__Short problem__
Below are records. Copy every line with "większe" in it.

────────

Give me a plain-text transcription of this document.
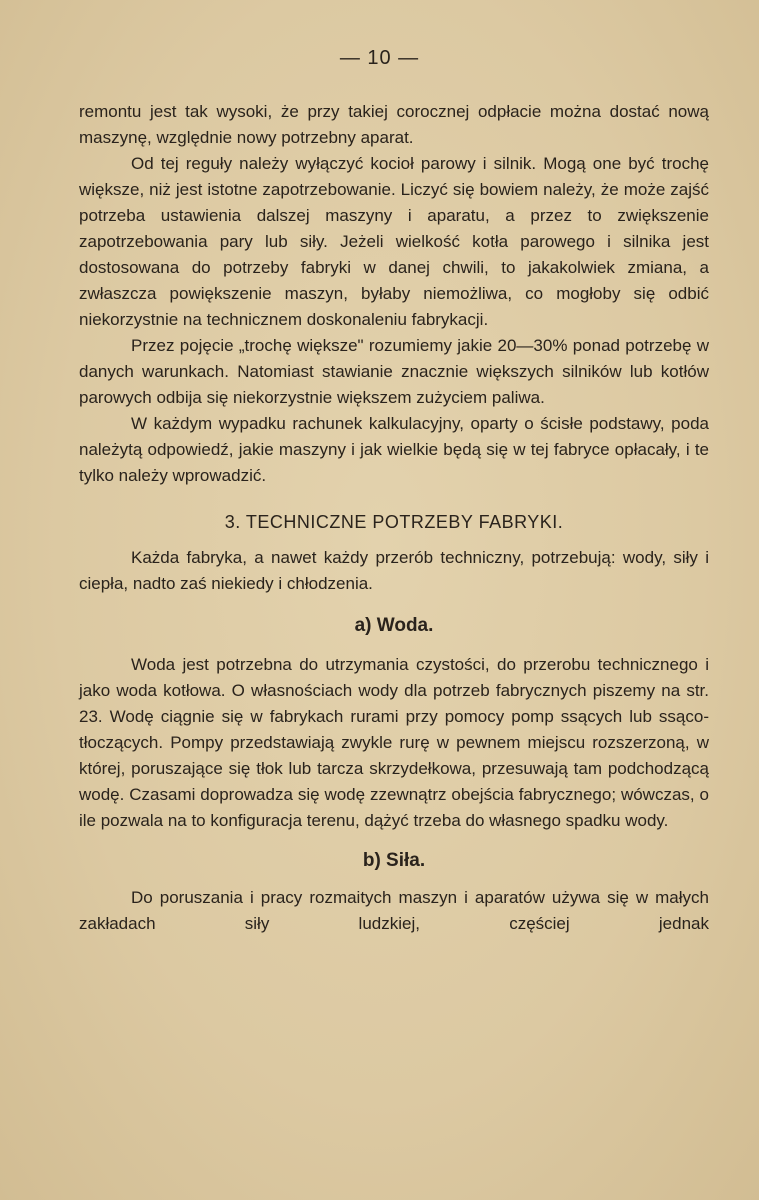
— 10 —

remontu jest tak wysoki, że przy takiej corocznej odpłacie można dostać nową maszynę, względnie nowy potrzebny aparat.

Od tej reguły należy wyłączyć kocioł parowy i silnik. Mogą one być trochę większe, niż jest istotne zapotrzebowanie. Liczyć się bowiem należy, że może zajść potrzeba ustawienia dalszej maszyny i aparatu, a przez to zwiększenie zapotrzebowania pary lub siły. Jeżeli wielkość kotła parowego i silnika jest dostosowana do potrzeby fabryki w danej chwili, to jakakolwiek zmiana, a zwłaszcza powiększenie maszyn, byłaby niemożliwa, co mogłoby się odbić niekorzystnie na technicznem doskonaleniu fabrykacji.

Przez pojęcie „trochę większe" rozumiemy jakie 20—30% ponad potrzebę w danych warunkach. Natomiast stawianie znacznie większych silników lub kotłów parowych odbija się niekorzystnie większem zużyciem paliwa.

W każdym wypadku rachunek kalkulacyjny, oparty o ścisłe podstawy, poda należytą odpowiedź, jakie maszyny i jak wielkie będą się w tej fabryce opłacały, i te tylko należy wprowadzić.

3. TECHNICZNE POTRZEBY FABRYKI.

Każda fabryka, a nawet każdy przerób techniczny, potrzebują: wody, siły i ciepła, nadto zaś niekiedy i chłodzenia.

a) Woda.

Woda jest potrzebna do utrzymania czystości, do przerobu technicznego i jako woda kotłowa. O własnościach wody dla potrzeb fabrycznych piszemy na str. 23. Wodę ciągnie się w fabrykach rurami przy pomocy pomp ssących lub ssąco-tłoczących. Pompy przedstawiają zwykle rurę w pewnem miejscu rozszerzoną, w której, poruszające się tłok lub tarcza skrzydełkowa, przesuwają tam podchodzącą wodę. Czasami doprowadza się wodę zzewnątrz obejścia fabrycznego; wówczas, o ile pozwala na to konfiguracja terenu, dążyć trzeba do własnego spadku wody.

b) Siła.

Do poruszania i pracy rozmaitych maszyn i aparatów używa się w małych zakładach siły ludzkiej, częściej jednak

────────

__Solved problem__
Od tej reguły należy wyłączyć kocioł parowy i silnik. Mogą one być trochę większe, niż jest istotne zapotrzebowanie. Liczyć się bowiem należy, że może zajść potrzeba ustawienia dalszej maszyny i aparatu, a przez to zwiększenie zapotrzebowania pary lub siły. Jeżeli wielkość kotła parowego i silnika jest dostosowana do potrzeby fabryki w danej chwili, to jakakolwiek zmiana, a zwłaszcza powiększenie maszyn, byłaby niemożliwa, co mogłoby się odbić niekorzystnie na technicznem doskonaleniu fabrykacji.
Przez pojęcie „trochę większe" rozumiemy jakie 20—30% ponad potrzebę w danych warunkach. Natomiast stawianie znacznie większych silników lub kotłów parowych odbija się niekorzystnie większem zużyciem paliwa.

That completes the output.